▶ **Written instruction**: What is the number of lines containing the string "Wohlfahrtspflege"? Answer with the number only.

-- BEGIN Material supplied --

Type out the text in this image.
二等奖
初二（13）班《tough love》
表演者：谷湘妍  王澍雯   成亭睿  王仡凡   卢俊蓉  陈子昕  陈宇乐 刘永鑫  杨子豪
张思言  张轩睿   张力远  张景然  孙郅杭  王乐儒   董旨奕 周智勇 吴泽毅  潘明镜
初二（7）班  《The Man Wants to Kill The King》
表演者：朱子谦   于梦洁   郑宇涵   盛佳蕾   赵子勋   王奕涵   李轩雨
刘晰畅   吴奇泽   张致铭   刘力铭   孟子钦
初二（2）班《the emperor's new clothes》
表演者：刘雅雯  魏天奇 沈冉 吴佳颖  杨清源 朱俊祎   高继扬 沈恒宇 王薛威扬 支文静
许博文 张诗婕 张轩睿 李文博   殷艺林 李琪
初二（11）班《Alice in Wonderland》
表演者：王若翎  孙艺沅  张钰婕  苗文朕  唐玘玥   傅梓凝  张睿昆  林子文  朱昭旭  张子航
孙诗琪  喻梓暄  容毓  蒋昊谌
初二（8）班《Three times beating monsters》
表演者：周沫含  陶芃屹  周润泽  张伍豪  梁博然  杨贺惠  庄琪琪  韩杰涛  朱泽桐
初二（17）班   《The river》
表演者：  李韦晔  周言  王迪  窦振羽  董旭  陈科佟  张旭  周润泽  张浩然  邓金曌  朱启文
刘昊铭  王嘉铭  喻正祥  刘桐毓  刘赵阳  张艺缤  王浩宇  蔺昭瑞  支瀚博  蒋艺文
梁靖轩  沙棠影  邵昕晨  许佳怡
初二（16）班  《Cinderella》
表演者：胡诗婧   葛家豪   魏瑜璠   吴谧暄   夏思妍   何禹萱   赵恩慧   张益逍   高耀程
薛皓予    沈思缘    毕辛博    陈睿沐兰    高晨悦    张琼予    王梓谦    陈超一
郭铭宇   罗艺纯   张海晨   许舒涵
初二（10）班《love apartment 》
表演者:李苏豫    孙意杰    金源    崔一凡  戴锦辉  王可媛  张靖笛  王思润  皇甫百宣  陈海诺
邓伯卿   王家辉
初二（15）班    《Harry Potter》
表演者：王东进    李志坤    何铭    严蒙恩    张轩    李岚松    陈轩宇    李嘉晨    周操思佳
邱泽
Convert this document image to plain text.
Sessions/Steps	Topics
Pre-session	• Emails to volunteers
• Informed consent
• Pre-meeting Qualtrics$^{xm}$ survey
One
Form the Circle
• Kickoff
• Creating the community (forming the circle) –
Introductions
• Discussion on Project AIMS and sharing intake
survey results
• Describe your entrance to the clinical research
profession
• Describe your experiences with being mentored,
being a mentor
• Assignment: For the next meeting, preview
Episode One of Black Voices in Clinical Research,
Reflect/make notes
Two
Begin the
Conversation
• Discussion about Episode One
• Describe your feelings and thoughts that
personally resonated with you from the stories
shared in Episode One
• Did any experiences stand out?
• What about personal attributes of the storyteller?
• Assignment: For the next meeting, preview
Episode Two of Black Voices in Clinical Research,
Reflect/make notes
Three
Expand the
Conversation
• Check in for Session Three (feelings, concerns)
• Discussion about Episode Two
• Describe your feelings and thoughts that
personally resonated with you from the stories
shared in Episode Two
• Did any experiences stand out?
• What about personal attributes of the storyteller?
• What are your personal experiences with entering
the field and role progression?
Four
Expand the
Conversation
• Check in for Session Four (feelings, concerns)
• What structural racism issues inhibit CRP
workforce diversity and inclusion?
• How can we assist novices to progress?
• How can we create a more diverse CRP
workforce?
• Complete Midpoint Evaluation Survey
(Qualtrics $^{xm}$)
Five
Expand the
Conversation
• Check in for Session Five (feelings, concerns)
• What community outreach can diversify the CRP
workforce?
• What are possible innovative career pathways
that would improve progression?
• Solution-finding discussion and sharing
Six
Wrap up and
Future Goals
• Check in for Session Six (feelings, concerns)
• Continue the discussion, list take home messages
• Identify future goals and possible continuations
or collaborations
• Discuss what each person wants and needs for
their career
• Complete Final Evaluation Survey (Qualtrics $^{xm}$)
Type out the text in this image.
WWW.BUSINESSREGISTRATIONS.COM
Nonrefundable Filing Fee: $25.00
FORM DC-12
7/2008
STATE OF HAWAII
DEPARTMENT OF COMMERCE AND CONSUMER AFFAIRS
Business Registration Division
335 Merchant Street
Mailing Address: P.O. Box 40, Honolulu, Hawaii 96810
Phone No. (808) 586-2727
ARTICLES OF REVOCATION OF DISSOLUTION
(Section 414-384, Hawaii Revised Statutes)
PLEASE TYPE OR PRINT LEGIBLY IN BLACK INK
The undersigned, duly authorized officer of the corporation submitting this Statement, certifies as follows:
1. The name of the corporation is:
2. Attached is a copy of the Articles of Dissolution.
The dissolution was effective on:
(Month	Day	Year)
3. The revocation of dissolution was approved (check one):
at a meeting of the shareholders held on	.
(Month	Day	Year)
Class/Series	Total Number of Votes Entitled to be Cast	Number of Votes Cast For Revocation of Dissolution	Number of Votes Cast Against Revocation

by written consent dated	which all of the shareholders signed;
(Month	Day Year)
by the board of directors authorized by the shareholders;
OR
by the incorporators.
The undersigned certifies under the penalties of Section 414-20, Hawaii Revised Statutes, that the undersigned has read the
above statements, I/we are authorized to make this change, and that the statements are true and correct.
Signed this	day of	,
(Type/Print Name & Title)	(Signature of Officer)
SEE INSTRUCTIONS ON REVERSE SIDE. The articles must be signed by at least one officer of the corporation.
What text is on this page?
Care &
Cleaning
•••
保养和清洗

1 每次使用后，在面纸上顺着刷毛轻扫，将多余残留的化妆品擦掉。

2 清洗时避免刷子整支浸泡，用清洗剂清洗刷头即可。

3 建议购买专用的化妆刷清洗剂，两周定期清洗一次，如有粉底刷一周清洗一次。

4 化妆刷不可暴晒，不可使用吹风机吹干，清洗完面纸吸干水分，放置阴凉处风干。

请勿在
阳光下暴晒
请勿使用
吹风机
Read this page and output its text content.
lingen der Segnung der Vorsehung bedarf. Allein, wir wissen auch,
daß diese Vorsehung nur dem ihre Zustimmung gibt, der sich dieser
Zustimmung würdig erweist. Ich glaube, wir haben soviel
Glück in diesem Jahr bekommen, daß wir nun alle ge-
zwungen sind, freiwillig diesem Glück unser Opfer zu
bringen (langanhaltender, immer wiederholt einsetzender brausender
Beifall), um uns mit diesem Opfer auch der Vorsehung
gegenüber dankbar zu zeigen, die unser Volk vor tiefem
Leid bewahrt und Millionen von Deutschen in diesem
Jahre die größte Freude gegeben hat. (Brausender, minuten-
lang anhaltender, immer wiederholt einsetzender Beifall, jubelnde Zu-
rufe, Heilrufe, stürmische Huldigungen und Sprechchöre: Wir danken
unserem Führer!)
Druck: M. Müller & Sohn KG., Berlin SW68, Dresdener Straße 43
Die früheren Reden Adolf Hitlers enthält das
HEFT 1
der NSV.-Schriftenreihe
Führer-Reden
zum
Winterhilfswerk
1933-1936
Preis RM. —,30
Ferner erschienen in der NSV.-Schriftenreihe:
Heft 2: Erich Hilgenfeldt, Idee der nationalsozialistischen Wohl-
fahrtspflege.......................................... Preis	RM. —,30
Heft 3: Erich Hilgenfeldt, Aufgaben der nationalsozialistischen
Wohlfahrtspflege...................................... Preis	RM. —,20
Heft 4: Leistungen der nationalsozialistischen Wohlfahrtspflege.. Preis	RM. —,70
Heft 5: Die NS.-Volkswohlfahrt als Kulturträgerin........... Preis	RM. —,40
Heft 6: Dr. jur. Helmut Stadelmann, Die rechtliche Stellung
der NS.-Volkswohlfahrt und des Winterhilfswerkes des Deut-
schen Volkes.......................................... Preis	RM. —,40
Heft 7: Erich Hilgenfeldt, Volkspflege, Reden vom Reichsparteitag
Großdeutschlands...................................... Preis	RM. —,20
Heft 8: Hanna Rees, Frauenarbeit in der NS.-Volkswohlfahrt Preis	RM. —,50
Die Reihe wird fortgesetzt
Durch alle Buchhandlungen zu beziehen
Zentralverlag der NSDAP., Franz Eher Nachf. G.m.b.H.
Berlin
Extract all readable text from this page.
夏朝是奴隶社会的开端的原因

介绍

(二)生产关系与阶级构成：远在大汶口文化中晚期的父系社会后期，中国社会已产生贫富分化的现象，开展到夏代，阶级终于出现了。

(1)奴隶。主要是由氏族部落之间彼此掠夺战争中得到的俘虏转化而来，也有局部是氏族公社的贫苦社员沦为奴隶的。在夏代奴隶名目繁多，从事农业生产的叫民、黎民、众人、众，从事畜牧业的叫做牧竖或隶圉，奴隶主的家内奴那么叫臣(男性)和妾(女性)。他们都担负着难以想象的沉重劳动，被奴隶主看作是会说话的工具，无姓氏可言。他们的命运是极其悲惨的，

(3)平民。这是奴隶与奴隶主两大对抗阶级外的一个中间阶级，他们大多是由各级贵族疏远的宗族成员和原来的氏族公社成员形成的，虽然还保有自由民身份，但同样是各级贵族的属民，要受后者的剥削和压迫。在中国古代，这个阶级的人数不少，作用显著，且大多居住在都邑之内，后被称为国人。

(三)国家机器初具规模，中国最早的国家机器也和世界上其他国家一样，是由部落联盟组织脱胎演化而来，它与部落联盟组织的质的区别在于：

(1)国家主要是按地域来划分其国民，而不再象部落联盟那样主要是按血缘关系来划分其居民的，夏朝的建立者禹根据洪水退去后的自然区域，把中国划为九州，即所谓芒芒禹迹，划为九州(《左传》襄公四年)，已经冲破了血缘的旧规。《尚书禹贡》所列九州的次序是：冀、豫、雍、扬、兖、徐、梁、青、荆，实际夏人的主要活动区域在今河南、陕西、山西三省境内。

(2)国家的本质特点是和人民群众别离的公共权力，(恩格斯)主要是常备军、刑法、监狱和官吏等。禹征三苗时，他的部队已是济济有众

-- END Material supplied --

▶ **Finished exercise**: 2